Pick every line with "following" from the material below.

Data entries
'''

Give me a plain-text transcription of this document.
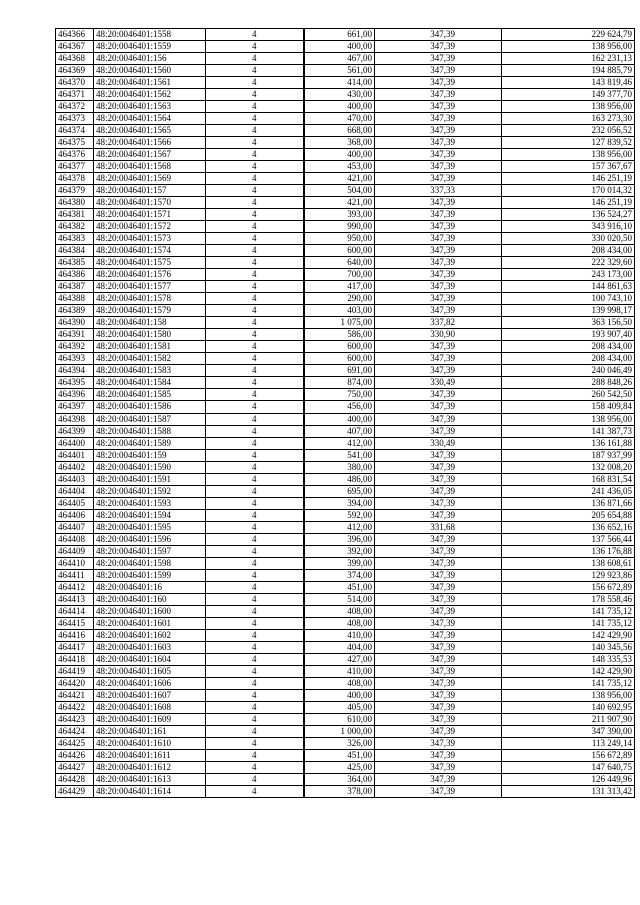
464366	48:20:0046401:1558	4	661,00	347,39	229 624,79
464367	48:20:0046401:1559	4	400,00	347,39	138 956,00
464368	48:20:0046401:156	4	467,00	347,39	162 231,13
464369	48:20:0046401:1560	4	561,00	347,39	194 885,79
464370	48:20:0046401:1561	4	414,00	347,39	143 819,46
464371	48:20:0046401:1562	4	430,00	347,39	149 377,70
464372	48:20:0046401:1563	4	400,00	347,39	138 956,00
464373	48:20:0046401:1564	4	470,00	347,39	163 273,30
464374	48:20:0046401:1565	4	668,00	347,39	232 056,52
464375	48:20:0046401:1566	4	368,00	347,39	127 839,52
464376	48:20:0046401:1567	4	400,00	347,39	138 956,00
464377	48:20:0046401:1568	4	453,00	347,39	157 367,67
464378	48:20:0046401:1569	4	421,00	347,39	146 251,19
464379	48:20:0046401:157	4	504,00	337,33	170 014,32
464380	48:20:0046401:1570	4	421,00	347,39	146 251,19
464381	48:20:0046401:1571	4	393,00	347,39	136 524,27
464382	48:20:0046401:1572	4	990,00	347,39	343 916,10
464383	48:20:0046401:1573	4	950,00	347,39	330 020,50
464384	48:20:0046401:1574	4	600,00	347,39	208 434,00
464385	48:20:0046401:1575	4	640,00	347,39	222 329,60
464386	48:20:0046401:1576	4	700,00	347,39	243 173,00
464387	48:20:0046401:1577	4	417,00	347,39	144 861,63
464388	48:20:0046401:1578	4	290,00	347,39	100 743,10
464389	48:20:0046401:1579	4	403,00	347,39	139 998,17
464390	48:20:0046401:158	4	1 075,00	337,82	363 156,50
464391	48:20:0046401:1580	4	586,00	330,90	193 907,40
464392	48:20:0046401:1581	4	600,00	347,39	208 434,00
464393	48:20:0046401:1582	4	600,00	347,39	208 434,00
464394	48:20:0046401:1583	4	691,00	347,39	240 046,49
464395	48:20:0046401:1584	4	874,00	330,49	288 848,26
464396	48:20:0046401:1585	4	750,00	347,39	260 542,50
464397	48:20:0046401:1586	4	456,00	347,39	158 409,84
464398	48:20:0046401:1587	4	400,00	347,39	138 956,00
464399	48:20:0046401:1588	4	407,00	347,39	141 387,73
464400	48:20:0046401:1589	4	412,00	330,49	136 161,88
464401	48:20:0046401:159	4	541,00	347,39	187 937,99
464402	48:20:0046401:1590	4	380,00	347,39	132 008,20
464403	48:20:0046401:1591	4	486,00	347,39	168 831,54
464404	48:20:0046401:1592	4	695,00	347,39	241 436,05
464405	48:20:0046401:1593	4	394,00	347,39	136 871,66
464406	48:20:0046401:1594	4	592,00	347,39	205 654,88
464407	48:20:0046401:1595	4	412,00	331,68	136 652,16
464408	48:20:0046401:1596	4	396,00	347,39	137 566,44
464409	48:20:0046401:1597	4	392,00	347,39	136 176,88
464410	48:20:0046401:1598	4	399,00	347,39	138 608,61
464411	48:20:0046401:1599	4	374,00	347,39	129 923,86
464412	48:20:0046401:16	4	451,00	347,39	156 672,89
464413	48:20:0046401:160	4	514,00	347,39	178 558,46
464414	48:20:0046401:1600	4	408,00	347,39	141 735,12
464415	48:20:0046401:1601	4	408,00	347,39	141 735,12
464416	48:20:0046401:1602	4	410,00	347,39	142 429,90
464417	48:20:0046401:1603	4	404,00	347,39	140 345,56
464418	48:20:0046401:1604	4	427,00	347,39	148 335,53
464419	48:20:0046401:1605	4	410,00	347,39	142 429,90
464420	48:20:0046401:1606	4	408,00	347,39	141 735,12
464421	48:20:0046401:1607	4	400,00	347,39	138 956,00
464422	48:20:0046401:1608	4	405,00	347,39	140 692,95
464423	48:20:0046401:1609	4	610,00	347,39	211 907,90
464424	48:20:0046401:161	4	1 000,00	347,39	347 390,00
464425	48:20:0046401:1610	4	326,00	347,39	113 249,14
464426	48:20:0046401:1611	4	451,00	347,39	156 672,89
464427	48:20:0046401:1612	4	425,00	347,39	147 640,75
464428	48:20:0046401:1613	4	364,00	347,39	126 449,96
464429	48:20:0046401:1614	4	378,00	347,39	131 313,42
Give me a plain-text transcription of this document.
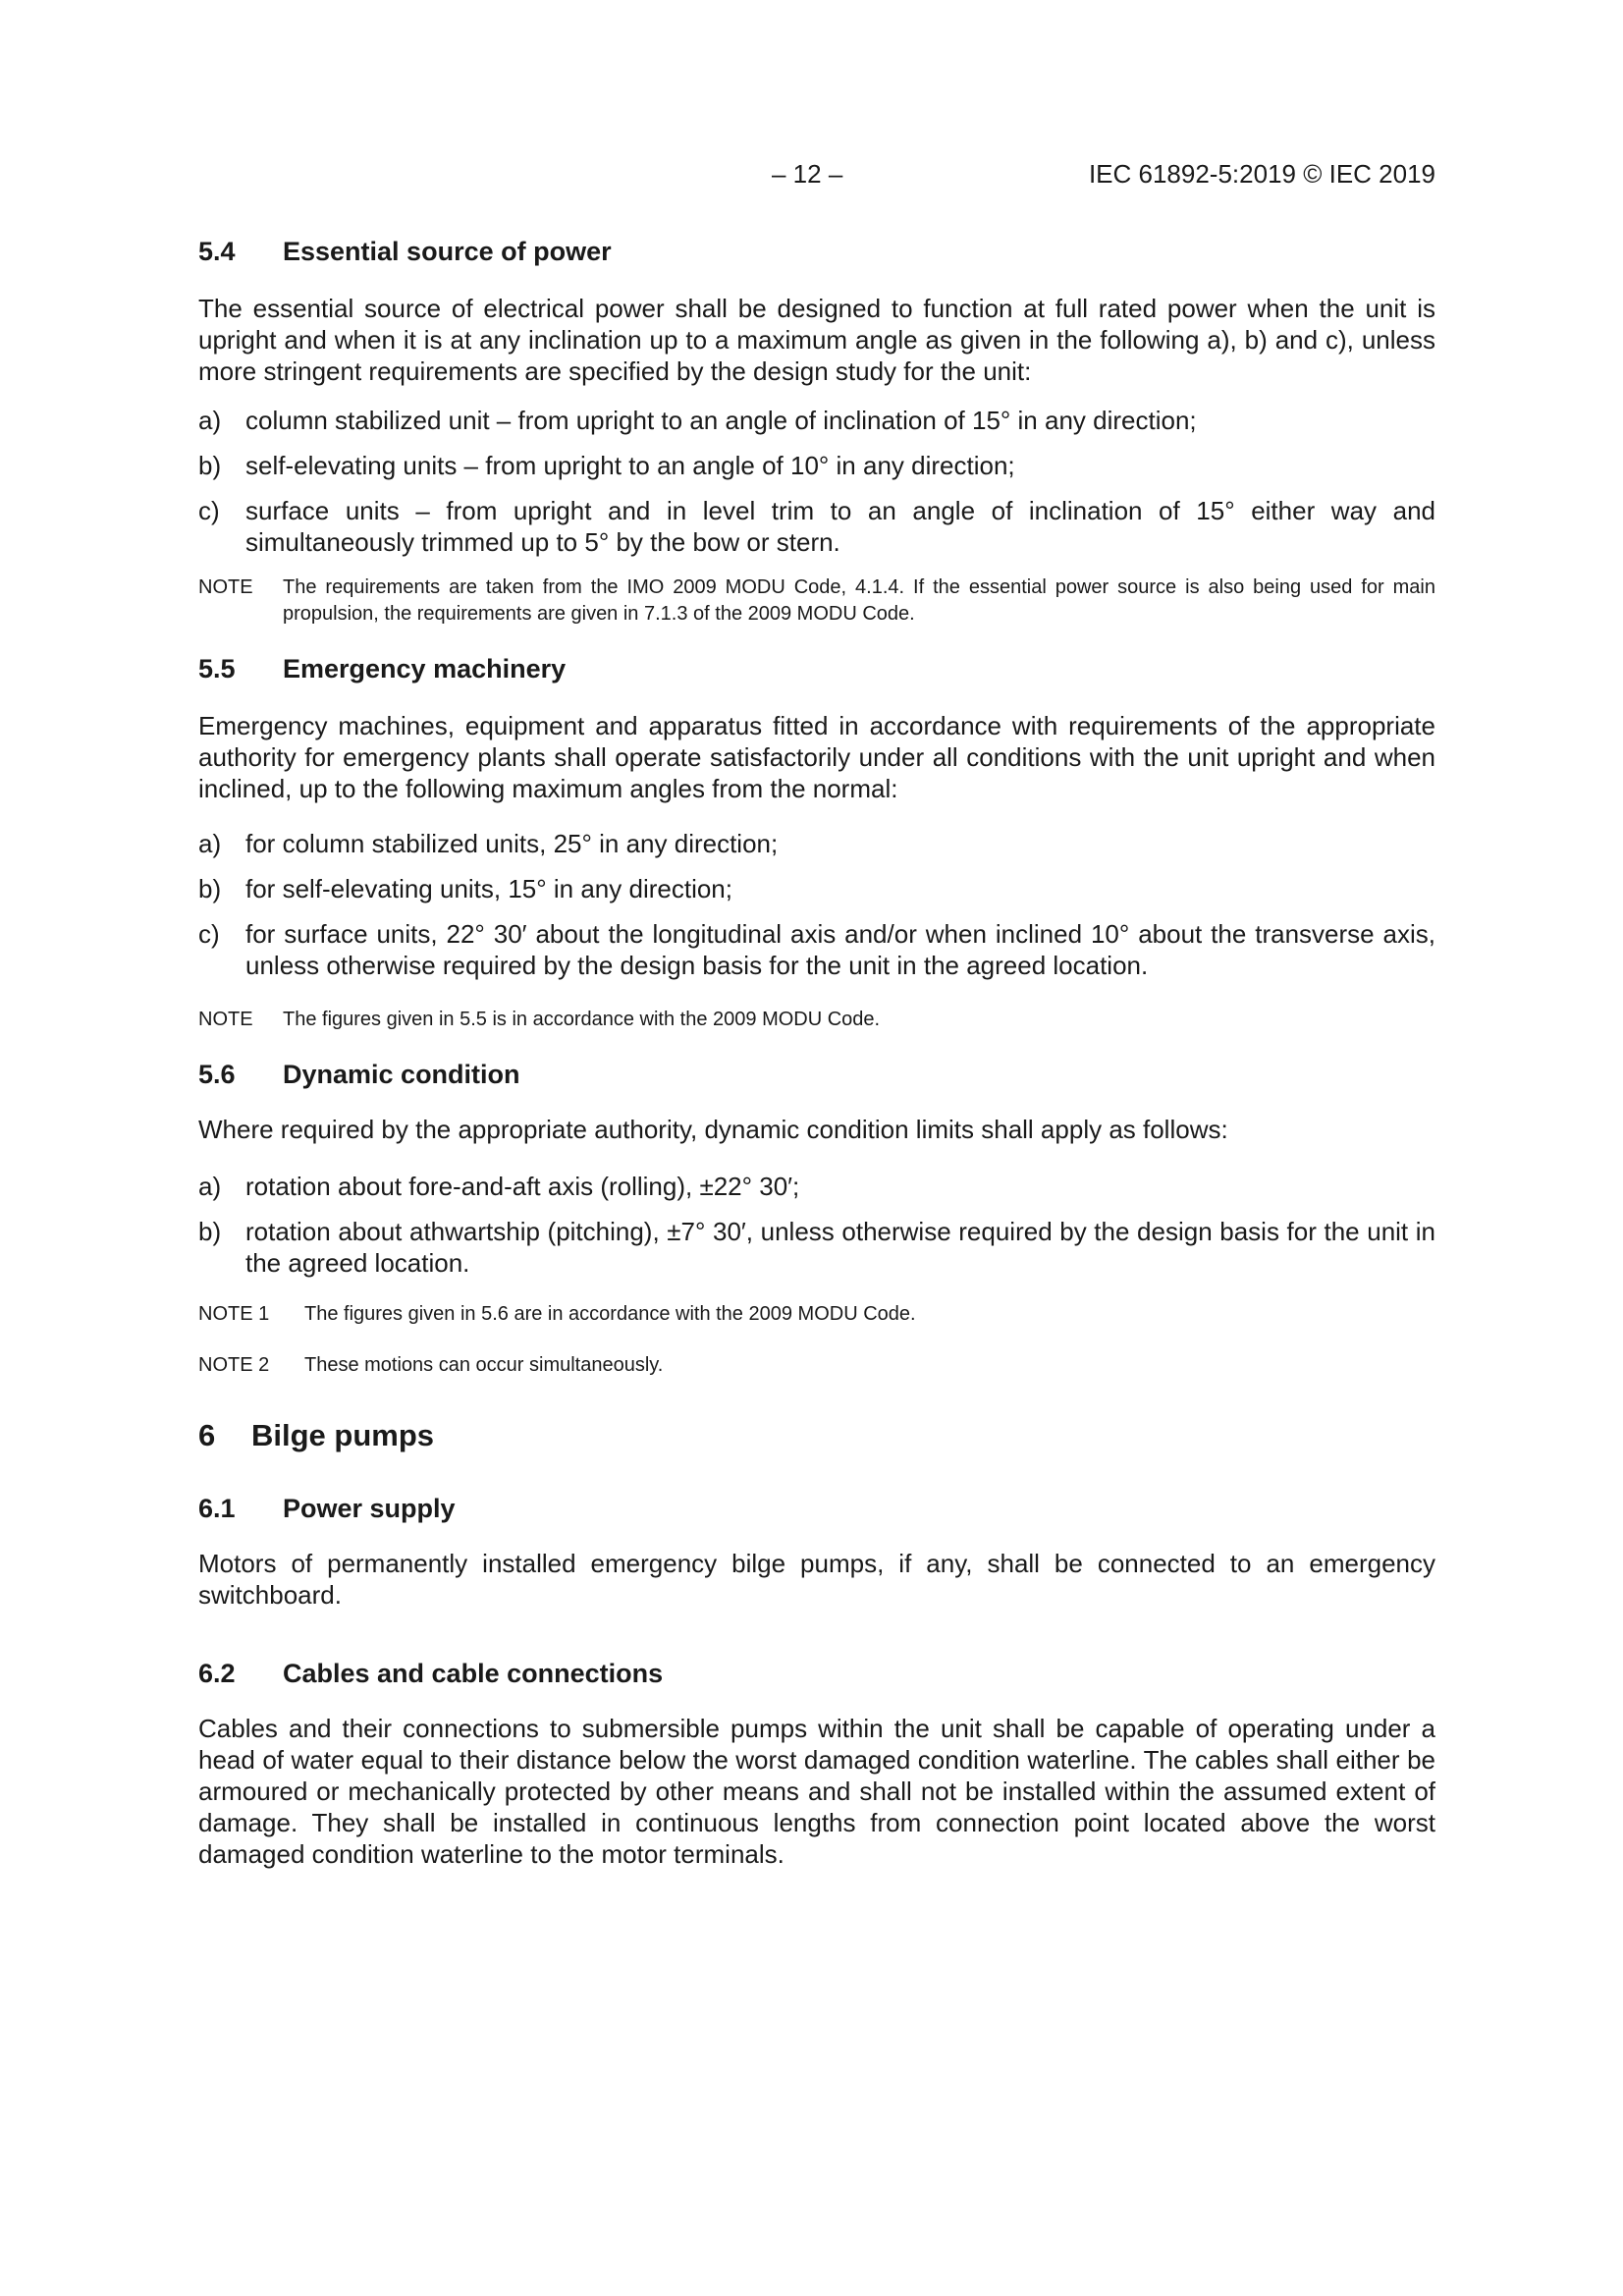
– 12 –	IEC 61892-5:2019 © IEC 2019
5.4	Essential source of power

The essential source of electrical power shall be designed to function at full rated power when the unit is upright and when it is at any inclination up to a maximum angle as given in the following a), b) and c), unless more stringent requirements are specified by the design study for the unit:

a) column stabilized unit – from upright to an angle of inclination of 15° in any direction;
b) self-elevating units – from upright to an angle of 10° in any direction;
c)	surface units – from upright and in level trim to an angle of inclination of 15° either way and simultaneously trimmed up to 5° by the bow or stern.
NOTE	The requirements are taken from the IMO 2009 MODU Code, 4.1.4. If the essential power source is also being used for main propulsion, the requirements are given in 7.1.3 of the 2009 MODU Code.
5.5	Emergency machinery

Emergency machines, equipment and apparatus fitted in accordance with requirements of the appropriate authority for emergency plants shall operate satisfactorily under all conditions with the unit upright and when inclined, up to the following maximum angles from the normal:

a) for column stabilized units, 25° in any direction;
b) for self-elevating units, 15° in any direction;
c)	for surface units, 22° 30′ about the longitudinal axis and/or when inclined 10° about the transverse axis, unless otherwise required by the design basis for the unit in the agreed location.
NOTE	The figures given in 5.5 is in accordance with the 2009 MODU Code.
5.6	Dynamic condition

Where required by the appropriate authority, dynamic condition limits shall apply as follows:

a) rotation about fore-and-aft axis (rolling), ±22° 30′;
b) rotation about athwartship (pitching), ±7° 30′, unless otherwise required by the design basis for the unit in the agreed location.
NOTE 1	The figures given in 5.6 are in accordance with the 2009 MODU Code.
NOTE 2	These motions can occur simultaneously.
6	Bilge pumps
6.1	Power supply

Motors of permanently installed emergency bilge pumps, if any, shall be connected to an emergency switchboard.

6.2	Cables and cable connections

Cables and their connections to submersible pumps within the unit shall be capable of operating under a head of water equal to their distance below the worst damaged condition waterline. The cables shall either be armoured or mechanically protected by other means and shall not be installed within the assumed extent of damage. They shall be installed in continuous lengths from connection point located above the worst damaged condition waterline to the motor terminals.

'''

** Final result **
The essential source of electrical power shall be designed to function at full rated power when the unit is upright and when it is at any inclination up to a maximum angle as given in the following a), b) and c), unless more stringent requirements are specified by the design study for the unit:
Emergency machines, equipment and apparatus fitted in accordance with requirements of the appropriate authority for emergency plants shall operate satisfactorily under all conditions with the unit upright and when inclined, up to the following maximum angles from the normal:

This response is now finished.